## BEGIN
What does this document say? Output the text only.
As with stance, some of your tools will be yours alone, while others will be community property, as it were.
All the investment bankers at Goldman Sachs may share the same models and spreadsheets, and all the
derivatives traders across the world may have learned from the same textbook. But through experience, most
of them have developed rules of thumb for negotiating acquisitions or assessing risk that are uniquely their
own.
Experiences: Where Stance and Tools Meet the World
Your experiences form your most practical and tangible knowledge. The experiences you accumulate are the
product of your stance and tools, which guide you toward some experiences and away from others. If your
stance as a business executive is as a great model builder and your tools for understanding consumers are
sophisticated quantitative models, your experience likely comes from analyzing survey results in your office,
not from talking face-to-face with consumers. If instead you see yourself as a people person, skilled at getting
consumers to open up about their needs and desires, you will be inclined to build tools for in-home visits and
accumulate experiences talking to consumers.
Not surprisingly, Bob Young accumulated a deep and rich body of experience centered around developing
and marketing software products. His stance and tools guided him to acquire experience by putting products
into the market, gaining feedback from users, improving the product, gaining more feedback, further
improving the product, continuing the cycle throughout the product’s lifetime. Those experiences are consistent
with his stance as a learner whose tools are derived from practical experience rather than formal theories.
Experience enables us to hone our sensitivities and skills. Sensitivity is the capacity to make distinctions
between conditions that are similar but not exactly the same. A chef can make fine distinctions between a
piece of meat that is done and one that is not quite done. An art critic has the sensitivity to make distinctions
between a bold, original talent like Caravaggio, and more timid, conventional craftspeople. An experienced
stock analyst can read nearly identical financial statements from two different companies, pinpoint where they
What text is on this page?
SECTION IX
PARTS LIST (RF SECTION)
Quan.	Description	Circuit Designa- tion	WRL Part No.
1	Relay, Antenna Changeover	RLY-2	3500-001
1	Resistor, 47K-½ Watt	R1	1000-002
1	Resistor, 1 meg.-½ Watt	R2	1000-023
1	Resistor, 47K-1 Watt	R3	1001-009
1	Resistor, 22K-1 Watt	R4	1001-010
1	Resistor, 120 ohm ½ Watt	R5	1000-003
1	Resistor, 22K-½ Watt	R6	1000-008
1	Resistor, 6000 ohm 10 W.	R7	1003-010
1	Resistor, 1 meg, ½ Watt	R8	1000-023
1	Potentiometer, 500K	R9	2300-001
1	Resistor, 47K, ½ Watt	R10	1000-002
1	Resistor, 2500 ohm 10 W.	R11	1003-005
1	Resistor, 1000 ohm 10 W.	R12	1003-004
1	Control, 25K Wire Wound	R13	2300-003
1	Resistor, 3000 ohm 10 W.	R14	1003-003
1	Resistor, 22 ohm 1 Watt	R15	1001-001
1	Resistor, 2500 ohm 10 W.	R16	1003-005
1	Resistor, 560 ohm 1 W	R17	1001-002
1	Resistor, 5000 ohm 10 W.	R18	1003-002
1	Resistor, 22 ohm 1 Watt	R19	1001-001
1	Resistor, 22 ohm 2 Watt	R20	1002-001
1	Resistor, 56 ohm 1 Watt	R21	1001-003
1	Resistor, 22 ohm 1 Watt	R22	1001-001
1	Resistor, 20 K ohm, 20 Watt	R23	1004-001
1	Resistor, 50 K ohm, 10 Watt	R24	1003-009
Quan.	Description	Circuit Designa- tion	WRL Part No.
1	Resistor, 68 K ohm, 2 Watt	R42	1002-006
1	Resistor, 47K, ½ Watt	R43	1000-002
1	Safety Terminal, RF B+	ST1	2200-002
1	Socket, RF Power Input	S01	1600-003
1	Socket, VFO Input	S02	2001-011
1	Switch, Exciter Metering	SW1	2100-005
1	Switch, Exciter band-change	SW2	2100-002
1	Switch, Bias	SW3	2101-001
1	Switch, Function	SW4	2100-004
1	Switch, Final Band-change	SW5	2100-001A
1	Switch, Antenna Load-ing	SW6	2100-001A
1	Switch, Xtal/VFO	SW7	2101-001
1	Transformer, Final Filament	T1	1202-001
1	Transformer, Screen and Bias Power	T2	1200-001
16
## END
> **WHAT THE TASK REQUIRES**
Reproduce each record exactly, leaving nothing out.

> **OUTPUT FOR THIS EXERCISE**
What does this document say? Output the text only.
As with stance, some of your tools will be yours alone, while others will be community property, as it were.
All the investment bankers at Goldman Sachs may share the same models and spreadsheets, and all the
derivatives traders across the world may have learned from the same textbook. But through experience, most
of them have developed rules of thumb for negotiating acquisitions or assessing risk that are uniquely their
own.
Experiences: Where Stance and Tools Meet the World
Your experiences form your most practical and tangible knowledge. The experiences you accumulate are the
product of your stance and tools, which guide you toward some experiences and away from others. If your
stance as a business executive is as a great model builder and your tools for understanding consumers are
sophisticated quantitative models, your experience likely comes from analyzing survey results in your office,
not from talking face-to-face with consumers. If instead you see yourself as a people person, skilled at getting
consumers to open up about their needs and desires, you will be inclined to build tools for in-home visits and
accumulate experiences talking to consumers.
Not surprisingly, Bob Young accumulated a deep and rich body of experience centered around developing
and marketing software products. His stance and tools guided him to acquire experience by putting products
into the market, gaining feedback from users, improving the product, gaining more feedback, further
improving the product, continuing the cycle throughout the product’s lifetime. Those experiences are consistent
with his stance as a learner whose tools are derived from practical experience rather than formal theories.
Experience enables us to hone our sensitivities and skills. Sensitivity is the capacity to make distinctions
between conditions that are similar but not exactly the same. A chef can make fine distinctions between a
piece of meat that is done and one that is not quite done. An art critic has the sensitivity to make distinctions
between a bold, original talent like Caravaggio, and more timid, conventional craftspeople. An experienced
stock analyst can read nearly identical financial statements from two different companies, pinpoint where they
What text is on this page?
SECTION IX
PARTS LIST (RF SECTION)
Quan.	Description	Circuit Designa- tion	WRL Part No.
1	Relay, Antenna Changeover	RLY-2	3500-001
1	Resistor, 47K-½ Watt	R1	1000-002
1	Resistor, 1 meg.-½ Watt	R2	1000-023
1	Resistor, 47K-1 Watt	R3	1001-009
1	Resistor, 22K-1 Watt	R4	1001-010
1	Resistor, 120 ohm ½ Watt	R5	1000-003
1	Resistor, 22K-½ Watt	R6	1000-008
1	Resistor, 6000 ohm 10 W.	R7	1003-010
1	Resistor, 1 meg, ½ Watt	R8	1000-023
1	Potentiometer, 500K	R9	2300-001
1	Resistor, 47K, ½ Watt	R10	1000-002
1	Resistor, 2500 ohm 10 W.	R11	1003-005
1	Resistor, 1000 ohm 10 W.	R12	1003-004
1	Control, 25K Wire Wound	R13	2300-003
1	Resistor, 3000 ohm 10 W.	R14	1003-003
1	Resistor, 22 ohm 1 Watt	R15	1001-001
1	Resistor, 2500 ohm 10 W.	R16	1003-005
1	Resistor, 560 ohm 1 W	R17	1001-002
1	Resistor, 5000 ohm 10 W.	R18	1003-002
1	Resistor, 22 ohm 1 Watt	R19	1001-001
1	Resistor, 22 ohm 2 Watt	R20	1002-001
1	Resistor, 56 ohm 1 Watt	R21	1001-003
1	Resistor, 22 ohm 1 Watt	R22	1001-001
1	Resistor, 20 K ohm, 20 Watt	R23	1004-001
1	Resistor, 50 K ohm, 10 Watt	R24	1003-009
Quan.	Description	Circuit Designa- tion	WRL Part No.
1	Resistor, 68 K ohm, 2 Watt	R42	1002-006
1	Resistor, 47K, ½ Watt	R43	1000-002
1	Safety Terminal, RF B+	ST1	2200-002
1	Socket, RF Power Input	S01	1600-003
1	Socket, VFO Input	S02	2001-011
1	Switch, Exciter Metering	SW1	2100-005
1	Switch, Exciter band-change	SW2	2100-002
1	Switch, Bias	SW3	2101-001
1	Switch, Function	SW4	2100-004
1	Switch, Final Band-change	SW5	2100-001A
1	Switch, Antenna Load-ing	SW6	2100-001A
1	Switch, Xtal/VFO	SW7	2101-001
1	Transformer, Final Filament	T1	1202-001
1	Transformer, Screen and Bias Power	T2	1200-001
16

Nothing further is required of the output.